Copy every line from the data below in which the string "update" can be found.

(Source records)
============

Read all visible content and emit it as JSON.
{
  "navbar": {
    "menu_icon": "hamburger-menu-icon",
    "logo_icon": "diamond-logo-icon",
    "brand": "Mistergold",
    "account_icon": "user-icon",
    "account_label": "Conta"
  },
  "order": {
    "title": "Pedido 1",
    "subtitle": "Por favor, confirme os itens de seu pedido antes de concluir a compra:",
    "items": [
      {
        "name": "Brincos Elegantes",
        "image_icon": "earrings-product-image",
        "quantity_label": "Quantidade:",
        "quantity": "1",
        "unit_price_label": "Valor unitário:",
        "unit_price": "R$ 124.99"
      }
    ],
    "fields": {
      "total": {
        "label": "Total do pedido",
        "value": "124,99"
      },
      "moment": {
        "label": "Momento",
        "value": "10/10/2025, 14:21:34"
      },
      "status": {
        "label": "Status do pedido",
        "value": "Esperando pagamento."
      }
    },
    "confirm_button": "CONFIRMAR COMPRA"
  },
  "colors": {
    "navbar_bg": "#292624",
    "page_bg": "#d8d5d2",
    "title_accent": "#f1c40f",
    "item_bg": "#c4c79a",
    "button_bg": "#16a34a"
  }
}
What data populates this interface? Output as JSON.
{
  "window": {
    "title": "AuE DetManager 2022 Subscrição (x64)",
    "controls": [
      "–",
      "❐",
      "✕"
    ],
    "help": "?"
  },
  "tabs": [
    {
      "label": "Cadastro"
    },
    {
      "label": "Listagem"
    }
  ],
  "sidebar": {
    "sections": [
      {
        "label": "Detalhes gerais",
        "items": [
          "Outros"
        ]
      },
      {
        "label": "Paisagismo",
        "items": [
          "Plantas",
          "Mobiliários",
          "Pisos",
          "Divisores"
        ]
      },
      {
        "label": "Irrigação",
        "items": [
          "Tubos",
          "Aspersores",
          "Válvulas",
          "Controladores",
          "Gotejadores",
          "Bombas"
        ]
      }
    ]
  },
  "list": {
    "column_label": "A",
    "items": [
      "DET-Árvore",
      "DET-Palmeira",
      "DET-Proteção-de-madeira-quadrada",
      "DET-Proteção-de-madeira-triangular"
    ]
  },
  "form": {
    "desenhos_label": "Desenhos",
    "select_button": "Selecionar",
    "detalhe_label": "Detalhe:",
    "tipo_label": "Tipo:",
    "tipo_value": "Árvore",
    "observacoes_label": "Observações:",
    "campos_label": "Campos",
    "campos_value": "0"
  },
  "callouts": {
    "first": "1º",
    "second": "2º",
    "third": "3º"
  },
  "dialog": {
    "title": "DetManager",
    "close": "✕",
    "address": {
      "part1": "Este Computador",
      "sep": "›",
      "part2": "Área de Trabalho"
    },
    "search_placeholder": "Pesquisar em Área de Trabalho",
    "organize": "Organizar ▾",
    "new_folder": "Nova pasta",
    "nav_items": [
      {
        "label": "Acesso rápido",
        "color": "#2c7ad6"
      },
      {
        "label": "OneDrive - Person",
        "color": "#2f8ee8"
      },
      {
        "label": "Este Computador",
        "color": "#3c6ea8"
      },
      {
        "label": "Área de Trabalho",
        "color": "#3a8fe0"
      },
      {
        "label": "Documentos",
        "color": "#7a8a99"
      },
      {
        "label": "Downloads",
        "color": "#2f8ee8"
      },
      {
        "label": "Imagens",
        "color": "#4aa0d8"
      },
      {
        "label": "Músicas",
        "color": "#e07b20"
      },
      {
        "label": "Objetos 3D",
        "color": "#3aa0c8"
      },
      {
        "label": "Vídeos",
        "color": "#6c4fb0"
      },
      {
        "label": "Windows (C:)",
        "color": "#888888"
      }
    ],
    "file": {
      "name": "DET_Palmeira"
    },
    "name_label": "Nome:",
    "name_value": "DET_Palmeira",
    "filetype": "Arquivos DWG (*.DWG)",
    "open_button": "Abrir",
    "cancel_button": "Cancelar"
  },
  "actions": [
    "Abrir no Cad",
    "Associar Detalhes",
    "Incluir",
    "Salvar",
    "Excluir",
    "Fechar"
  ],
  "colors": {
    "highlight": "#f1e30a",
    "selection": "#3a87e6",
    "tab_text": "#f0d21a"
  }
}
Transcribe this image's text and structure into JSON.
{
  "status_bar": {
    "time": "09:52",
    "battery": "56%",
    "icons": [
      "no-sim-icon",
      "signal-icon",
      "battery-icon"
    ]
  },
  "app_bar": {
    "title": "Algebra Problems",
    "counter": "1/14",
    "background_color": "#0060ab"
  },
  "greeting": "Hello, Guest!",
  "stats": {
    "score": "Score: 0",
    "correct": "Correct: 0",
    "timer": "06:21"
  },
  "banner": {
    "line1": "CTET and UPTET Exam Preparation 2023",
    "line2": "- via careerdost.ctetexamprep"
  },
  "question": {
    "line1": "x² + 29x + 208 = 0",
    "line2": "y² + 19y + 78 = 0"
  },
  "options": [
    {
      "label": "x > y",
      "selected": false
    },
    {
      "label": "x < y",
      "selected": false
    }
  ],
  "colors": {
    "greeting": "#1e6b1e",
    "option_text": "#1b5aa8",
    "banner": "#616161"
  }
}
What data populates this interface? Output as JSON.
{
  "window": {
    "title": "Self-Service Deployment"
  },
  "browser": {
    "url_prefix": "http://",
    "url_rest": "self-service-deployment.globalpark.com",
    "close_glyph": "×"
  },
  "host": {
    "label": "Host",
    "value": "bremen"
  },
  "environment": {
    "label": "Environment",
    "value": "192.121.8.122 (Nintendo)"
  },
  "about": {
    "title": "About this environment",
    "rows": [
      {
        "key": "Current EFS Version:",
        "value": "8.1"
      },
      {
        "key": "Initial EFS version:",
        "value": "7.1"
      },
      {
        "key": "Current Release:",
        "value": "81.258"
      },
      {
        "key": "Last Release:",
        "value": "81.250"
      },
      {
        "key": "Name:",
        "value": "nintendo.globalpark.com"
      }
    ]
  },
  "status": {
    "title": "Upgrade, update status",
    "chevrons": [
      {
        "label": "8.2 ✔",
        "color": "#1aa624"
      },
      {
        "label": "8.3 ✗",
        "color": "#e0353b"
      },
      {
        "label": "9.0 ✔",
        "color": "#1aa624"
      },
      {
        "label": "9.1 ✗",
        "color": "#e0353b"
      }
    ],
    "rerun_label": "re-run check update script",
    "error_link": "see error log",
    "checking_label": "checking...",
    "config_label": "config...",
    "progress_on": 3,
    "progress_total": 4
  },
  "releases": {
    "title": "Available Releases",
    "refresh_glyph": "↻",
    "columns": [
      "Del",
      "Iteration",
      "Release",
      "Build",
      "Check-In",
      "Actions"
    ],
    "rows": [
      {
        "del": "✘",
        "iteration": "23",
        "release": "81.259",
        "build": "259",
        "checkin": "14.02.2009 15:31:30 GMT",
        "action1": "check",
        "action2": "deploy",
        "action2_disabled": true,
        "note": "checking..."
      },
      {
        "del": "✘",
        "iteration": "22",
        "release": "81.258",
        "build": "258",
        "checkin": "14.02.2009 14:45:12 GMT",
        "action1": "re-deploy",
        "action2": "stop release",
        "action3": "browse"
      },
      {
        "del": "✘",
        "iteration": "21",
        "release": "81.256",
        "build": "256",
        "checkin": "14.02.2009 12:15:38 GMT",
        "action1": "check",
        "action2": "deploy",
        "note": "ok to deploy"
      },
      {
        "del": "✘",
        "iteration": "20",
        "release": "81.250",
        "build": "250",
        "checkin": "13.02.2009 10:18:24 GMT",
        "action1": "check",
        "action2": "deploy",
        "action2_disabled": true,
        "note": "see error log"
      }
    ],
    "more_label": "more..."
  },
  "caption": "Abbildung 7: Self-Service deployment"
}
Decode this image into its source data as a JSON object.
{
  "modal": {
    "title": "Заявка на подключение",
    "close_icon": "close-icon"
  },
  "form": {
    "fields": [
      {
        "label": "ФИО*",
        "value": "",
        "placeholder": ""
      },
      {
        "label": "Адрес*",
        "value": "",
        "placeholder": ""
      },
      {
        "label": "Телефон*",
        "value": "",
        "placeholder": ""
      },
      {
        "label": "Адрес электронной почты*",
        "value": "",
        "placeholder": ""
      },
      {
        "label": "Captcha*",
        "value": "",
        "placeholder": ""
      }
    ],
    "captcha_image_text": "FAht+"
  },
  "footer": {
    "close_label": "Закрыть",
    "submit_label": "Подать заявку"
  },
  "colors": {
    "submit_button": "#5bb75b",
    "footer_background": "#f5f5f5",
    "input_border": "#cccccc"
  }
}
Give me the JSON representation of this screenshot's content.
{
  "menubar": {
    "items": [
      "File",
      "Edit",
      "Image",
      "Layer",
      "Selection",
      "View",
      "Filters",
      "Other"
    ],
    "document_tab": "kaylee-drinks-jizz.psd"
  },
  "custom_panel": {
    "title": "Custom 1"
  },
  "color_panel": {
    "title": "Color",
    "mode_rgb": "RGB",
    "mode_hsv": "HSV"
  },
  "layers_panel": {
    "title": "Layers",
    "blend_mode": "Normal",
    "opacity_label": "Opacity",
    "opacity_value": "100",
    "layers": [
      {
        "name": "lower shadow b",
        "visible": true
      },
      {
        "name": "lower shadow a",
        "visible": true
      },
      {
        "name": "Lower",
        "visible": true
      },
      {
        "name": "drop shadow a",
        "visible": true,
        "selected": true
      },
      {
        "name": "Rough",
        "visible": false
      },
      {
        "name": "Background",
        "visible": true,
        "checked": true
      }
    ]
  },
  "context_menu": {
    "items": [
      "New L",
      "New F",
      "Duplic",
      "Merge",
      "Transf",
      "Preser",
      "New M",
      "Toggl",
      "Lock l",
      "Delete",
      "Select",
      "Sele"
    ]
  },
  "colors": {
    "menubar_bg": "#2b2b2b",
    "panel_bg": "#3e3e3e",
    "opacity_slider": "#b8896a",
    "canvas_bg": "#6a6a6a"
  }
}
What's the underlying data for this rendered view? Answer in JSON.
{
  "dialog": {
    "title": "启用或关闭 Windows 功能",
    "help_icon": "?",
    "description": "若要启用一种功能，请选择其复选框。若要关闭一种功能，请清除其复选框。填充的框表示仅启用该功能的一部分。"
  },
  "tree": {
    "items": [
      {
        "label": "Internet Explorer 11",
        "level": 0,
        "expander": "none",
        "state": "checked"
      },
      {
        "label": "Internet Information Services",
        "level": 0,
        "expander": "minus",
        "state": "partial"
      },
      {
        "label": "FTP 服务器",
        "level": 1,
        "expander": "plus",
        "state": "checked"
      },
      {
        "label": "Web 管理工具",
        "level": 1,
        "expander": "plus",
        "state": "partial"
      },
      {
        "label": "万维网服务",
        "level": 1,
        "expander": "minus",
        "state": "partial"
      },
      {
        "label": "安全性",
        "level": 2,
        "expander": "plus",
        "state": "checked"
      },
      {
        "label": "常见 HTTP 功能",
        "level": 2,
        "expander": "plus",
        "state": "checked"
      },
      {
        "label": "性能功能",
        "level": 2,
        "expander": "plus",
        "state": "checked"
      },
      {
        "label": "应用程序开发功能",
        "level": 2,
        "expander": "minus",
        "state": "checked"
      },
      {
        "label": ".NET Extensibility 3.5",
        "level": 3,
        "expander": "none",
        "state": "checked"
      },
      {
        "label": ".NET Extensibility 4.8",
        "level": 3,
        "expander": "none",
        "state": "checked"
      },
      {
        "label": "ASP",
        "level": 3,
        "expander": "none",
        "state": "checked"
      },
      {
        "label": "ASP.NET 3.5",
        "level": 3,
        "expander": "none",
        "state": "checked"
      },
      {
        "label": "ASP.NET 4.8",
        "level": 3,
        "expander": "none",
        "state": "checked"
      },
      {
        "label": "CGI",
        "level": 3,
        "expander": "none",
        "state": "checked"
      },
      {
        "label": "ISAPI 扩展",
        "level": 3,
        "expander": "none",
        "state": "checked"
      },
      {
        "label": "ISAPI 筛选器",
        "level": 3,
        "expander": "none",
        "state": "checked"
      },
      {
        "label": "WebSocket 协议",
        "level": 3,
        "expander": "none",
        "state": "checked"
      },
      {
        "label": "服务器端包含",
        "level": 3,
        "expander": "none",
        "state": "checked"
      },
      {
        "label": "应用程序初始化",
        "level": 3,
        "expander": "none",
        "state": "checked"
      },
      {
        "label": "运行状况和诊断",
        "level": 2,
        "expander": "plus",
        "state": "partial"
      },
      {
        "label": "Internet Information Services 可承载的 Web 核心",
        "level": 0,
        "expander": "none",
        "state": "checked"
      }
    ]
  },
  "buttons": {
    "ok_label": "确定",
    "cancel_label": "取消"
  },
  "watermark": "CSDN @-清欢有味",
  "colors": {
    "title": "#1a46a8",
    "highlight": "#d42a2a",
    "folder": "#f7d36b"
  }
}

============

== Solution to the exercise ==
    "title": "Upgrade, update status",
    "rerun_label": "re-run check update script",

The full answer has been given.